>> Begin
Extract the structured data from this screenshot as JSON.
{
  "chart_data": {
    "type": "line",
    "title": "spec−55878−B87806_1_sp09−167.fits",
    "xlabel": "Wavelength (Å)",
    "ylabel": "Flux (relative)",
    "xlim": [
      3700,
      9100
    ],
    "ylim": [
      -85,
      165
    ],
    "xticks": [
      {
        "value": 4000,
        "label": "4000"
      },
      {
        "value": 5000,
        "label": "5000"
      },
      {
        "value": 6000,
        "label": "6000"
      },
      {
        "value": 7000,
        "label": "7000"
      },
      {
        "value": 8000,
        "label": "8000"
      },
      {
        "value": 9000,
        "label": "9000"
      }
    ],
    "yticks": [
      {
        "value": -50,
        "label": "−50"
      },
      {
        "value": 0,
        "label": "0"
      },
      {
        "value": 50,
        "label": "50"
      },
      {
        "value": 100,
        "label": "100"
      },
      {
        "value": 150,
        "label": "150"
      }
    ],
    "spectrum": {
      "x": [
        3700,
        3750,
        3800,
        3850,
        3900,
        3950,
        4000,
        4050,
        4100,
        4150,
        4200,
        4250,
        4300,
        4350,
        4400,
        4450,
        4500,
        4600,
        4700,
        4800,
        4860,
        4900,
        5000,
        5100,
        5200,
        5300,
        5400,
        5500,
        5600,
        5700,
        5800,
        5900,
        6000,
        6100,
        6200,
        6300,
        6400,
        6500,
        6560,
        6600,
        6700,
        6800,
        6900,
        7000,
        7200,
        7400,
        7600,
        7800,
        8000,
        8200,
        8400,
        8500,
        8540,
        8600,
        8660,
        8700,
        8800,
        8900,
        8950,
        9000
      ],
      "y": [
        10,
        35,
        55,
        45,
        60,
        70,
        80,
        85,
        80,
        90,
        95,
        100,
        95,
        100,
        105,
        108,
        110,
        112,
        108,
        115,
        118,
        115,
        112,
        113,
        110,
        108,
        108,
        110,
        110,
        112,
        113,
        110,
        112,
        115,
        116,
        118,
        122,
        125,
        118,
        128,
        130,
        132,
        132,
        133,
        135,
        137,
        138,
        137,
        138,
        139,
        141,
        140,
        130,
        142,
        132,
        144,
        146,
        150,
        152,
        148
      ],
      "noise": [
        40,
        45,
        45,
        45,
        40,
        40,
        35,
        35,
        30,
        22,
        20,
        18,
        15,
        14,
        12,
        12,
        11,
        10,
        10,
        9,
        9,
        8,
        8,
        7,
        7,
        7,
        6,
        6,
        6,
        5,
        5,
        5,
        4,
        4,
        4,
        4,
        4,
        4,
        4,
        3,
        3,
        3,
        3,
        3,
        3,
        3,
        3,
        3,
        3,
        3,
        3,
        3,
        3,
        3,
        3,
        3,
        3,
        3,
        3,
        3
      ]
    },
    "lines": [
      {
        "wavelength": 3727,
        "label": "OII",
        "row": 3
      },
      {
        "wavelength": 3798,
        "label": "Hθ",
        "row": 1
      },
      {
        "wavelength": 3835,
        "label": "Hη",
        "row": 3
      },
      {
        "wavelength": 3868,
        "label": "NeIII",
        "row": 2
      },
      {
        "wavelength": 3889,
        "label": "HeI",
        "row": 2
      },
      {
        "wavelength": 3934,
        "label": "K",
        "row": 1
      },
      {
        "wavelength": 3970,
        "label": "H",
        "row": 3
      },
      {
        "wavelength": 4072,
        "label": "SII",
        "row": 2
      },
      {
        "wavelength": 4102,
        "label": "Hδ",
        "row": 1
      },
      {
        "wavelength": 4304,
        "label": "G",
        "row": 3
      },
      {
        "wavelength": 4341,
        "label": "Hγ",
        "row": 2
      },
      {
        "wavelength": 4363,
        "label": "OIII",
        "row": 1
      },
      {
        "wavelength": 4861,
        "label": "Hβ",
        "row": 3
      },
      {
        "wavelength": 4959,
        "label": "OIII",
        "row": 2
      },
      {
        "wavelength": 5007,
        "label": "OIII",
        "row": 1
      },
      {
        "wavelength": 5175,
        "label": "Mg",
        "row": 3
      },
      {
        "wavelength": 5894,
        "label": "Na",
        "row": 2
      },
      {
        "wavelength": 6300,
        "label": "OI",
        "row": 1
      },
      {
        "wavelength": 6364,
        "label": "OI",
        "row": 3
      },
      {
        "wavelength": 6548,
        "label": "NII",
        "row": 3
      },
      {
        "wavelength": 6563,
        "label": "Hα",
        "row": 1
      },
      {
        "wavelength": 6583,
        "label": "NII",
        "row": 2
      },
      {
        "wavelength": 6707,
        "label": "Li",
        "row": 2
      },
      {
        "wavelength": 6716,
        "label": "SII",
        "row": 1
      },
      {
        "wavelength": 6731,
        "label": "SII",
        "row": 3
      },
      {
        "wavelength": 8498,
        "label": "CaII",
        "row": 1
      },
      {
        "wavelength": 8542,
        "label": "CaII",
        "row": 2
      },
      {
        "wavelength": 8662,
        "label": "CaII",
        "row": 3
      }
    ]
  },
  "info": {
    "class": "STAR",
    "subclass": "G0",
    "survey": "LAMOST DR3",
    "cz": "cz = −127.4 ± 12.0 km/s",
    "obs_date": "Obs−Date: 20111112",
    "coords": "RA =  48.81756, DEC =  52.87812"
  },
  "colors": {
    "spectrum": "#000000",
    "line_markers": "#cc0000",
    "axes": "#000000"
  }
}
>> End
**What you have to do**
Give the entries again in full, exactly as they are written.

**Solution below**
Extract the structured data from this screenshot as JSON.
{
  "chart_data": {
    "type": "line",
    "title": "spec−55878−B87806_1_sp09−167.fits",
    "xlabel": "Wavelength (Å)",
    "ylabel": "Flux (relative)",
    "xlim": [
      3700,
      9100
    ],
    "ylim": [
      -85,
      165
    ],
    "xticks": [
      {
        "value": 4000,
        "label": "4000"
      },
      {
        "value": 5000,
        "label": "5000"
      },
      {
        "value": 6000,
        "label": "6000"
      },
      {
        "value": 7000,
        "label": "7000"
      },
      {
        "value": 8000,
        "label": "8000"
      },
      {
        "value": 9000,
        "label": "9000"
      }
    ],
    "yticks": [
      {
        "value": -50,
        "label": "−50"
      },
      {
        "value": 0,
        "label": "0"
      },
      {
        "value": 50,
        "label": "50"
      },
      {
        "value": 100,
        "label": "100"
      },
      {
        "value": 150,
        "label": "150"
      }
    ],
    "spectrum": {
      "x": [
        3700,
        3750,
        3800,
        3850,
        3900,
        3950,
        4000,
        4050,
        4100,
        4150,
        4200,
        4250,
        4300,
        4350,
        4400,
        4450,
        4500,
        4600,
        4700,
        4800,
        4860,
        4900,
        5000,
        5100,
        5200,
        5300,
        5400,
        5500,
        5600,
        5700,
        5800,
        5900,
        6000,
        6100,
        6200,
        6300,
        6400,
        6500,
        6560,
        6600,
        6700,
        6800,
        6900,
        7000,
        7200,
        7400,
        7600,
        7800,
        8000,
        8200,
        8400,
        8500,
        8540,
        8600,
        8660,
        8700,
        8800,
        8900,
        8950,
        9000
      ],
      "y": [
        10,
        35,
        55,
        45,
        60,
        70,
        80,
        85,
        80,
        90,
        95,
        100,
        95,
        100,
        105,
        108,
        110,
        112,
        108,
        115,
        118,
        115,
        112,
        113,
        110,
        108,
        108,
        110,
        110,
        112,
        113,
        110,
        112,
        115,
        116,
        118,
        122,
        125,
        118,
        128,
        130,
        132,
        132,
        133,
        135,
        137,
        138,
        137,
        138,
        139,
        141,
        140,
        130,
        142,
        132,
        144,
        146,
        150,
        152,
        148
      ],
      "noise": [
        40,
        45,
        45,
        45,
        40,
        40,
        35,
        35,
        30,
        22,
        20,
        18,
        15,
        14,
        12,
        12,
        11,
        10,
        10,
        9,
        9,
        8,
        8,
        7,
        7,
        7,
        6,
        6,
        6,
        5,
        5,
        5,
        4,
        4,
        4,
        4,
        4,
        4,
        4,
        3,
        3,
        3,
        3,
        3,
        3,
        3,
        3,
        3,
        3,
        3,
        3,
        3,
        3,
        3,
        3,
        3,
        3,
        3,
        3,
        3
      ]
    },
    "lines": [
      {
        "wavelength": 3727,
        "label": "OII",
        "row": 3
      },
      {
        "wavelength": 3798,
        "label": "Hθ",
        "row": 1
      },
      {
        "wavelength": 3835,
        "label": "Hη",
        "row": 3
      },
      {
        "wavelength": 3868,
        "label": "NeIII",
        "row": 2
      },
      {
        "wavelength": 3889,
        "label": "HeI",
        "row": 2
      },
      {
        "wavelength": 3934,
        "label": "K",
        "row": 1
      },
      {
        "wavelength": 3970,
        "label": "H",
        "row": 3
      },
      {
        "wavelength": 4072,
        "label": "SII",
        "row": 2
      },
      {
        "wavelength": 4102,
        "label": "Hδ",
        "row": 1
      },
      {
        "wavelength": 4304,
        "label": "G",
        "row": 3
      },
      {
        "wavelength": 4341,
        "label": "Hγ",
        "row": 2
      },
      {
        "wavelength": 4363,
        "label": "OIII",
        "row": 1
      },
      {
        "wavelength": 4861,
        "label": "Hβ",
        "row": 3
      },
      {
        "wavelength": 4959,
        "label": "OIII",
        "row": 2
      },
      {
        "wavelength": 5007,
        "label": "OIII",
        "row": 1
      },
      {
        "wavelength": 5175,
        "label": "Mg",
        "row": 3
      },
      {
        "wavelength": 5894,
        "label": "Na",
        "row": 2
      },
      {
        "wavelength": 6300,
        "label": "OI",
        "row": 1
      },
      {
        "wavelength": 6364,
        "label": "OI",
        "row": 3
      },
      {
        "wavelength": 6548,
        "label": "NII",
        "row": 3
      },
      {
        "wavelength": 6563,
        "label": "Hα",
        "row": 1
      },
      {
        "wavelength": 6583,
        "label": "NII",
        "row": 2
      },
      {
        "wavelength": 6707,
        "label": "Li",
        "row": 2
      },
      {
        "wavelength": 6716,
        "label": "SII",
        "row": 1
      },
      {
        "wavelength": 6731,
        "label": "SII",
        "row": 3
      },
      {
        "wavelength": 8498,
        "label": "CaII",
        "row": 1
      },
      {
        "wavelength": 8542,
        "label": "CaII",
        "row": 2
      },
      {
        "wavelength": 8662,
        "label": "CaII",
        "row": 3
      }
    ]
  },
  "info": {
    "class": "STAR",
    "subclass": "G0",
    "survey": "LAMOST DR3",
    "cz": "cz = −127.4 ± 12.0 km/s",
    "obs_date": "Obs−Date: 20111112",
    "coords": "RA =  48.81756, DEC =  52.87812"
  },
  "colors": {
    "spectrum": "#000000",
    "line_markers": "#cc0000",
    "axes": "#000000"
  }
}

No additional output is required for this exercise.